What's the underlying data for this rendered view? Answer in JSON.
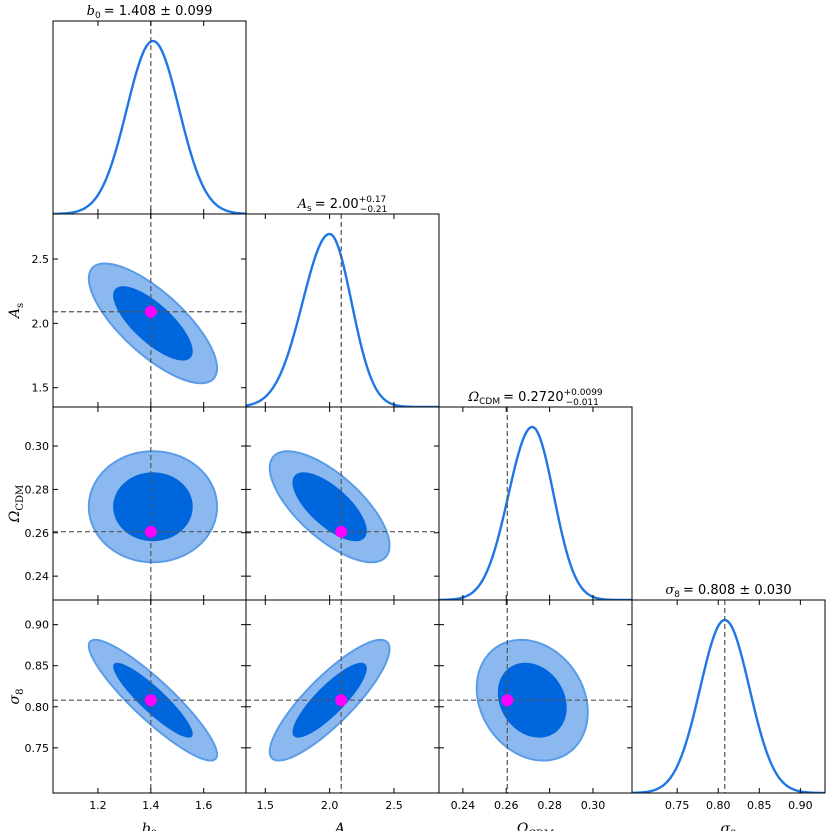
{
  "chart_data": {
    "type": "corner",
    "parameters": [
      {
        "id": "b0",
        "label_main": "b",
        "label_sub": "0",
        "title": "= 1.408 ± 0.099",
        "mean": 1.408,
        "sigma_lo": 0.099,
        "sigma_hi": 0.099,
        "truth": 1.4,
        "range": [
          1.03,
          1.76
        ],
        "ticks": [
          1.2,
          1.4,
          1.6
        ],
        "tick_labels": [
          "1.2",
          "1.4",
          "1.6"
        ]
      },
      {
        "id": "As",
        "label_main": "A",
        "label_sub": "s",
        "title": "= 2.00",
        "title_sup": "+0.17",
        "title_sub": "−0.21",
        "mean": 2.0,
        "sigma_lo": 0.21,
        "sigma_hi": 0.17,
        "truth": 2.09,
        "range": [
          1.35,
          2.85
        ],
        "ticks": [
          1.5,
          2.0,
          2.5
        ],
        "tick_labels": [
          "1.5",
          "2.0",
          "2.5"
        ]
      },
      {
        "id": "Om",
        "label_main": "Ω",
        "label_sub": "CDM",
        "title": "= 0.2720",
        "title_sup": "+0.0099",
        "title_sub": "−0.011",
        "mean": 0.272,
        "sigma_lo": 0.011,
        "sigma_hi": 0.0099,
        "truth": 0.2605,
        "range": [
          0.229,
          0.318
        ],
        "ticks": [
          0.24,
          0.26,
          0.28,
          0.3
        ],
        "tick_labels": [
          "0.24",
          "0.26",
          "0.28",
          "0.30"
        ]
      },
      {
        "id": "s8",
        "label_main": "σ",
        "label_sub": "8",
        "title": "= 0.808 ± 0.030",
        "mean": 0.808,
        "sigma_lo": 0.03,
        "sigma_hi": 0.03,
        "truth": 0.808,
        "range": [
          0.695,
          0.93
        ],
        "ticks": [
          0.75,
          0.8,
          0.85,
          0.9
        ],
        "tick_labels": [
          "0.75",
          "0.80",
          "0.85",
          "0.90"
        ]
      }
    ],
    "correlations": {
      "1-0": -0.75,
      "2-0": 0.0,
      "2-1": -0.7,
      "3-0": -0.9,
      "3-1": 0.85,
      "3-2": -0.2
    },
    "contour_levels": [
      "1σ (68%)",
      "2σ (95%)"
    ],
    "truth_marker_color": "#ff00ff",
    "colors": {
      "line": "#1f77e5",
      "inner": "#0066dd",
      "outer": "#8cb8f0",
      "outer_edge": "#5a9ce8",
      "truth_line": "#555555"
    }
  }
}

────

*Exercise goal:* What is the number of lines in the records above that include the word "mean"? Reply with that number and nothing more.

*Exercise response:* 4